→ **DATASET ROWS**:
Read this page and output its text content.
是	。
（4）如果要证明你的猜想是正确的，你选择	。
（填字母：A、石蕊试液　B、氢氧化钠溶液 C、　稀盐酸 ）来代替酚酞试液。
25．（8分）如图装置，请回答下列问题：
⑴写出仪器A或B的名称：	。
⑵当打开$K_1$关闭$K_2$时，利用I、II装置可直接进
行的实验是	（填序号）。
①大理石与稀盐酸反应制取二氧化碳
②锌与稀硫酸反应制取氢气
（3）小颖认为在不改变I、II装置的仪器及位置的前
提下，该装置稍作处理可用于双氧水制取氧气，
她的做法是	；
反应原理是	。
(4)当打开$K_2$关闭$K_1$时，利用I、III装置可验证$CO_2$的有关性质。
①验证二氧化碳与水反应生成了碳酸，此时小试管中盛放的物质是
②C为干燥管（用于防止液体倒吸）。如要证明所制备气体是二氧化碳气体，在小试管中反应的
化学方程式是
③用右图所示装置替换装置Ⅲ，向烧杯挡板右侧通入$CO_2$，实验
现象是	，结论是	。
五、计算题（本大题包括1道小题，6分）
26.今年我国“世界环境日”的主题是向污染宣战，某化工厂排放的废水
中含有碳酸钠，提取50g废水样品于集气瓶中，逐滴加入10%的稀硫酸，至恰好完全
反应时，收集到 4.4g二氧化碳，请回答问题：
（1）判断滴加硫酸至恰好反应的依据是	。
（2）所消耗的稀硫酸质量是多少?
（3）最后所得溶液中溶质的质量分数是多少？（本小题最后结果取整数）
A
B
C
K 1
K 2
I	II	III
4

→ **REQUIRED WORK**: The records above need to be transcribed in full. Keep every character unchanged.

→ **THE ANSWER**:
Read this page and output its text content.
是	。
（4）如果要证明你的猜想是正确的，你选择	。
（填字母：A、石蕊试液　B、氢氧化钠溶液 C、　稀盐酸 ）来代替酚酞试液。
25．（8分）如图装置，请回答下列问题：
⑴写出仪器A或B的名称：	。
⑵当打开$K_1$关闭$K_2$时，利用I、II装置可直接进
行的实验是	（填序号）。
①大理石与稀盐酸反应制取二氧化碳
②锌与稀硫酸反应制取氢气
（3）小颖认为在不改变I、II装置的仪器及位置的前
提下，该装置稍作处理可用于双氧水制取氧气，
她的做法是	；
反应原理是	。
(4)当打开$K_2$关闭$K_1$时，利用I、III装置可验证$CO_2$的有关性质。
①验证二氧化碳与水反应生成了碳酸，此时小试管中盛放的物质是
②C为干燥管（用于防止液体倒吸）。如要证明所制备气体是二氧化碳气体，在小试管中反应的
化学方程式是
③用右图所示装置替换装置Ⅲ，向烧杯挡板右侧通入$CO_2$，实验
现象是	，结论是	。
五、计算题（本大题包括1道小题，6分）
26.今年我国“世界环境日”的主题是向污染宣战，某化工厂排放的废水
中含有碳酸钠，提取50g废水样品于集气瓶中，逐滴加入10%的稀硫酸，至恰好完全
反应时，收集到 4.4g二氧化碳，请回答问题：
（1）判断滴加硫酸至恰好反应的依据是	。
（2）所消耗的稀硫酸质量是多少?
（3）最后所得溶液中溶质的质量分数是多少？（本小题最后结果取整数）
A
B
C
K 1
K 2
I	II	III
4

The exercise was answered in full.